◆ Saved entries
▬▬▬▬▬▬▬▬▬▬

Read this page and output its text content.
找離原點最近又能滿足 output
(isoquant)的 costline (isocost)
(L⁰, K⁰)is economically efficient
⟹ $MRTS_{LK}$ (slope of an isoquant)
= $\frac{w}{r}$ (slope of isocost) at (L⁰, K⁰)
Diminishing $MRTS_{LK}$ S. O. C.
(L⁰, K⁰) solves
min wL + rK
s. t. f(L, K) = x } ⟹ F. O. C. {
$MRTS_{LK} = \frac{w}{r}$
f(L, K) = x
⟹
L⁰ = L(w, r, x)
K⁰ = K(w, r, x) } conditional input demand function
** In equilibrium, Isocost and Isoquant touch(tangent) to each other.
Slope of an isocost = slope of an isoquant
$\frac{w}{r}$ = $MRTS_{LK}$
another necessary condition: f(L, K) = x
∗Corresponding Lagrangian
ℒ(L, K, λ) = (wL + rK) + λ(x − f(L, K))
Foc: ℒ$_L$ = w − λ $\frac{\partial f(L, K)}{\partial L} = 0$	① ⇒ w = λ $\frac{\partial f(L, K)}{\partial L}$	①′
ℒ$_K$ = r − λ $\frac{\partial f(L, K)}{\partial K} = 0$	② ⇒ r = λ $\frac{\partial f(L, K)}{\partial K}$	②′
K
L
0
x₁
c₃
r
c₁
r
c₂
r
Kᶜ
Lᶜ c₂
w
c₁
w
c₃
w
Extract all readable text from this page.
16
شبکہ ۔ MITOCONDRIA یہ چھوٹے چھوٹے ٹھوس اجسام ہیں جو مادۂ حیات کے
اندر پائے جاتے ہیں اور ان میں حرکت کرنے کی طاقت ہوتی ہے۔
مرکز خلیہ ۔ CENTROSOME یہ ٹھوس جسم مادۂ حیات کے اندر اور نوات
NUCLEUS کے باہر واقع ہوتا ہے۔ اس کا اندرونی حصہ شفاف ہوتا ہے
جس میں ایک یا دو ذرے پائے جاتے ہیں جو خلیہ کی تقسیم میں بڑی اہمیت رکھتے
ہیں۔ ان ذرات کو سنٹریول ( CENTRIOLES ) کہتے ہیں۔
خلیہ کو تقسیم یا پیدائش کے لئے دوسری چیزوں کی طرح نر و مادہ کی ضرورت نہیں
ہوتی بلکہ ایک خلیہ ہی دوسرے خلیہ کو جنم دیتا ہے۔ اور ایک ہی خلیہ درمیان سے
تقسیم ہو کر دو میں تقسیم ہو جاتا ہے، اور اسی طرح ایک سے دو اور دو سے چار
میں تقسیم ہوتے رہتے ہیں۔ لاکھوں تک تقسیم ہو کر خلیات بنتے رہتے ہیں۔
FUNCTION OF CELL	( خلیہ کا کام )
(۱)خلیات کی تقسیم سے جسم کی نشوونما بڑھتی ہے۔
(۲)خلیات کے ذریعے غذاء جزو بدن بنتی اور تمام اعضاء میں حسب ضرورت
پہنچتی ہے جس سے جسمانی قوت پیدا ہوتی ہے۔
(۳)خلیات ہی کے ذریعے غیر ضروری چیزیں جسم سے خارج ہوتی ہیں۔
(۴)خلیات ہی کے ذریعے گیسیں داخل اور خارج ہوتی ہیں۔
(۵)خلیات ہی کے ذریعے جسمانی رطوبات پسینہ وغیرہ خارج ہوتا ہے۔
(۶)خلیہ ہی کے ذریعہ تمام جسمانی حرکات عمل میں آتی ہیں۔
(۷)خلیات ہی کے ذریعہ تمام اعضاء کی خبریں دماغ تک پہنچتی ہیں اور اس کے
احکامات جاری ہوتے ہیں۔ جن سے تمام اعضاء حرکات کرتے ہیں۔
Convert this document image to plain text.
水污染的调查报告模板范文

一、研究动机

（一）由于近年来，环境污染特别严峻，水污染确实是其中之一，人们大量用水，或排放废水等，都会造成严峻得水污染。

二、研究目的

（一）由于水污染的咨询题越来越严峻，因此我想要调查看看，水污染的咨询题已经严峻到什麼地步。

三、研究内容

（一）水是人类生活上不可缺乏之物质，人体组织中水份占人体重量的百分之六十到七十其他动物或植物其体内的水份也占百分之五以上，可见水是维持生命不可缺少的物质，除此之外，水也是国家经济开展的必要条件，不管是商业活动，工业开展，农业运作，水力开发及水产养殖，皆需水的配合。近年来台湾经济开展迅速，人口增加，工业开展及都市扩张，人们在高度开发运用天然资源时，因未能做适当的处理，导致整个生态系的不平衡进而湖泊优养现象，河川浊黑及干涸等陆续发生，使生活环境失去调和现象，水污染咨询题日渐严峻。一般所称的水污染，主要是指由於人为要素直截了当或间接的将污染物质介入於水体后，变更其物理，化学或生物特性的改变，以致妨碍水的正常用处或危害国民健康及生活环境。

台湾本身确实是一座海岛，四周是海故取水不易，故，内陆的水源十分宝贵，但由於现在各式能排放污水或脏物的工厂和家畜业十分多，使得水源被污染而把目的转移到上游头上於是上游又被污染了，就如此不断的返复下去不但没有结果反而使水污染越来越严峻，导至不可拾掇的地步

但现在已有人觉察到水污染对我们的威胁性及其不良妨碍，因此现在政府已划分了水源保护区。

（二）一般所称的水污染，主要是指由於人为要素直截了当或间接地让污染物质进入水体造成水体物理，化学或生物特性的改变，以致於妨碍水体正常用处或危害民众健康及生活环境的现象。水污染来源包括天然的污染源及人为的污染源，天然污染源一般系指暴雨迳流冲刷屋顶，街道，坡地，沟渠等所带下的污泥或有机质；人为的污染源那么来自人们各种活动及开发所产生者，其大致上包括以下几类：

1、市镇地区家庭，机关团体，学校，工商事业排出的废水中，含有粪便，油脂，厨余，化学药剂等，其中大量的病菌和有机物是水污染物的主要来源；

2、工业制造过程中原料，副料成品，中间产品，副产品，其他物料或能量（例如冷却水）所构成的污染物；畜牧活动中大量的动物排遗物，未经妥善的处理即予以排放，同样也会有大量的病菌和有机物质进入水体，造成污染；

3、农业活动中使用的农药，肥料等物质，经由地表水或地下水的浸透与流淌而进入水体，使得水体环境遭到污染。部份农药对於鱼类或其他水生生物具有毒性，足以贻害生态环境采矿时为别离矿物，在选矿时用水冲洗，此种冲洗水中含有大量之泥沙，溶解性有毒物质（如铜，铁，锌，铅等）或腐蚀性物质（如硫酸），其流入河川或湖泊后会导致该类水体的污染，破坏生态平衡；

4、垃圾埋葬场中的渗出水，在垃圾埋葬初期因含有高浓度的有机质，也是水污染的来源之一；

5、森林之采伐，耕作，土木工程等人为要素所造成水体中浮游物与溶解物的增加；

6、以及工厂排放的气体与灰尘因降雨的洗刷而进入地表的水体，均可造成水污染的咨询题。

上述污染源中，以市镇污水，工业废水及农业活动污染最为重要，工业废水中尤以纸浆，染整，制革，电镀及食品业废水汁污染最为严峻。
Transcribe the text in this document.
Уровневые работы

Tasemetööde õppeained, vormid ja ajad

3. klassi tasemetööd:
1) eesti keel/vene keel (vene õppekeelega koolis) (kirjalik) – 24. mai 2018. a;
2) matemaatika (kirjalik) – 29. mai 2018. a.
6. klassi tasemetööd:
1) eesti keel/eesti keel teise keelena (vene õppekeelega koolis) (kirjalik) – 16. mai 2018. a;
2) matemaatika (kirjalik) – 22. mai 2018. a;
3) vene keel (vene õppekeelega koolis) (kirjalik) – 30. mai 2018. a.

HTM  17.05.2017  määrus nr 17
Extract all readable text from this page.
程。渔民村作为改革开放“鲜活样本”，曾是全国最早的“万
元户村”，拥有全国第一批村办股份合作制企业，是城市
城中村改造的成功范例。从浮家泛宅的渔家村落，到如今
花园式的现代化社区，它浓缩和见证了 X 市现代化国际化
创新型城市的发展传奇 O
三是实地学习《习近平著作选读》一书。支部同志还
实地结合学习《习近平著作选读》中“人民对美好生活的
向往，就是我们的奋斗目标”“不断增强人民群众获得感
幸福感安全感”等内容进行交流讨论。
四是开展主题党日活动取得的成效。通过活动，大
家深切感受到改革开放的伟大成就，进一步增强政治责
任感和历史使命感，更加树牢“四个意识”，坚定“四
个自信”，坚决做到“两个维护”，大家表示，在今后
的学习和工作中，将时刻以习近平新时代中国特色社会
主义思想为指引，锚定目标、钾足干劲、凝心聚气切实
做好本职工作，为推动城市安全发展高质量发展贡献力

▬▬▬▬▬▬▬▬▬▬

◆ Work required
Find how many lines hold the string "koolis", and state that number alone.

◆ Final answer
3